> **THE REQUEST**
Copy out every line exactly, from the first one down to the line that contains "candle-body — [417, 269, 422, 283]".

## BEGIN DATA SUPPLIED

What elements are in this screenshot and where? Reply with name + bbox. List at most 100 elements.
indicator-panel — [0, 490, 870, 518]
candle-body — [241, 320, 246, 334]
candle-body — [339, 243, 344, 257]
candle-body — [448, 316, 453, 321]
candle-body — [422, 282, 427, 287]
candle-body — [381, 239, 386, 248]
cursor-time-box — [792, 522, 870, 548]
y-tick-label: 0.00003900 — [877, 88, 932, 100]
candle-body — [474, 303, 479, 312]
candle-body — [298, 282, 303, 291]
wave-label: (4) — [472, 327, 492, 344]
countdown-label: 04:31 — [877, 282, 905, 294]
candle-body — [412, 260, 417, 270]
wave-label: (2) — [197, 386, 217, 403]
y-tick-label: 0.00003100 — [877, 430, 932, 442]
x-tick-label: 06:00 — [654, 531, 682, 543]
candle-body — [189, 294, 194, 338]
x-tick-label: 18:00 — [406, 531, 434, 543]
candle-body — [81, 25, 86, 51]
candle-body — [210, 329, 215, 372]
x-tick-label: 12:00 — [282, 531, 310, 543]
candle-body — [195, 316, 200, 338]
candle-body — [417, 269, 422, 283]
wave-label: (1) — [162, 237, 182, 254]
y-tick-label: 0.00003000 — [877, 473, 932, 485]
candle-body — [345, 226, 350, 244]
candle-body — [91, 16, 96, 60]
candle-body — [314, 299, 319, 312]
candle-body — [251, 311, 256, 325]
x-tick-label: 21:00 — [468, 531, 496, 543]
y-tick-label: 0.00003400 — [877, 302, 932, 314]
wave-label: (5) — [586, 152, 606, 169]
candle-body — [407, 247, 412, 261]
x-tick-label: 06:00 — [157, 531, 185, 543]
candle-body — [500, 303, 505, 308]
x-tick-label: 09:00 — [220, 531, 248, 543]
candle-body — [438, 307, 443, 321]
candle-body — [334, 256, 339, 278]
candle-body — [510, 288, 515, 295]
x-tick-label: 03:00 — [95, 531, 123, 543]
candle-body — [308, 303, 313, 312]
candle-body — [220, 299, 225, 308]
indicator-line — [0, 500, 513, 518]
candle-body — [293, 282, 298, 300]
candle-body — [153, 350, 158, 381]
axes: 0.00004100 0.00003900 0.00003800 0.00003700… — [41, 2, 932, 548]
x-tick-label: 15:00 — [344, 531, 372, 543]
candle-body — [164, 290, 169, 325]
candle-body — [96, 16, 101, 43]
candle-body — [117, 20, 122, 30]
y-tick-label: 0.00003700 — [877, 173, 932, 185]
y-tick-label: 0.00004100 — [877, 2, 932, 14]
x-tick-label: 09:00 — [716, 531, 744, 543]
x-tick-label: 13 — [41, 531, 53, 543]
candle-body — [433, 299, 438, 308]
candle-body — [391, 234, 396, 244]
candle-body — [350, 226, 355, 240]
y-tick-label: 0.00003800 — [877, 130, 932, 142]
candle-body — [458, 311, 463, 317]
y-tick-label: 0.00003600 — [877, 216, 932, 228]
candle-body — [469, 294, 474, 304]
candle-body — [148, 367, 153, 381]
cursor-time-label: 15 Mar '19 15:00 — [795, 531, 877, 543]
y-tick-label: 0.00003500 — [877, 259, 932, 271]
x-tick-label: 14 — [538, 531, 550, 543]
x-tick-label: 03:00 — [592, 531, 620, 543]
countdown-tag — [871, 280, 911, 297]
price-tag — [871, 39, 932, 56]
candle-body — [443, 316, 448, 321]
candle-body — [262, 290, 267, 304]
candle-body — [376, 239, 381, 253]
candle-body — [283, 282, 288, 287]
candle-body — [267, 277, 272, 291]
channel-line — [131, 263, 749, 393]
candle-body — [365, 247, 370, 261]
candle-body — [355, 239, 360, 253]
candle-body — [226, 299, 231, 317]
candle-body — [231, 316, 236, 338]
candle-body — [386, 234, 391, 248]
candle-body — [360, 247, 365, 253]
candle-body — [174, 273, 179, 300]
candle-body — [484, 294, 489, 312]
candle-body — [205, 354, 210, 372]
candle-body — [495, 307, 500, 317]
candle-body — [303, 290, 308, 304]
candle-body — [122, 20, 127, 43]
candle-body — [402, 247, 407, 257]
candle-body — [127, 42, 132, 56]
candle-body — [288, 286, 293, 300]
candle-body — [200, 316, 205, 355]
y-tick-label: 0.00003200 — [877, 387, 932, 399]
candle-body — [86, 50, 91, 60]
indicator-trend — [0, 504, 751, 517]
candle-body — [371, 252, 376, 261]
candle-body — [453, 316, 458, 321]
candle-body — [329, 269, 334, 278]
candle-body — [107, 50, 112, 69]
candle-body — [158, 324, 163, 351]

## END DATA SUPPLIED

> **ANSWER TO THE EXERCISE**
What elements are in this screenshot and where? Reply with name + bbox. List at most 100 elements.
indicator-panel — [0, 490, 870, 518]
candle-body — [241, 320, 246, 334]
candle-body — [339, 243, 344, 257]
candle-body — [448, 316, 453, 321]
candle-body — [422, 282, 427, 287]
candle-body — [381, 239, 386, 248]
cursor-time-box — [792, 522, 870, 548]
y-tick-label: 0.00003900 — [877, 88, 932, 100]
candle-body — [474, 303, 479, 312]
candle-body — [298, 282, 303, 291]
wave-label: (4) — [472, 327, 492, 344]
countdown-label: 04:31 — [877, 282, 905, 294]
candle-body — [412, 260, 417, 270]
wave-label: (2) — [197, 386, 217, 403]
y-tick-label: 0.00003100 — [877, 430, 932, 442]
x-tick-label: 06:00 — [654, 531, 682, 543]
candle-body — [189, 294, 194, 338]
x-tick-label: 18:00 — [406, 531, 434, 543]
candle-body — [81, 25, 86, 51]
candle-body — [210, 329, 215, 372]
x-tick-label: 12:00 — [282, 531, 310, 543]
candle-body — [195, 316, 200, 338]
candle-body — [417, 269, 422, 283]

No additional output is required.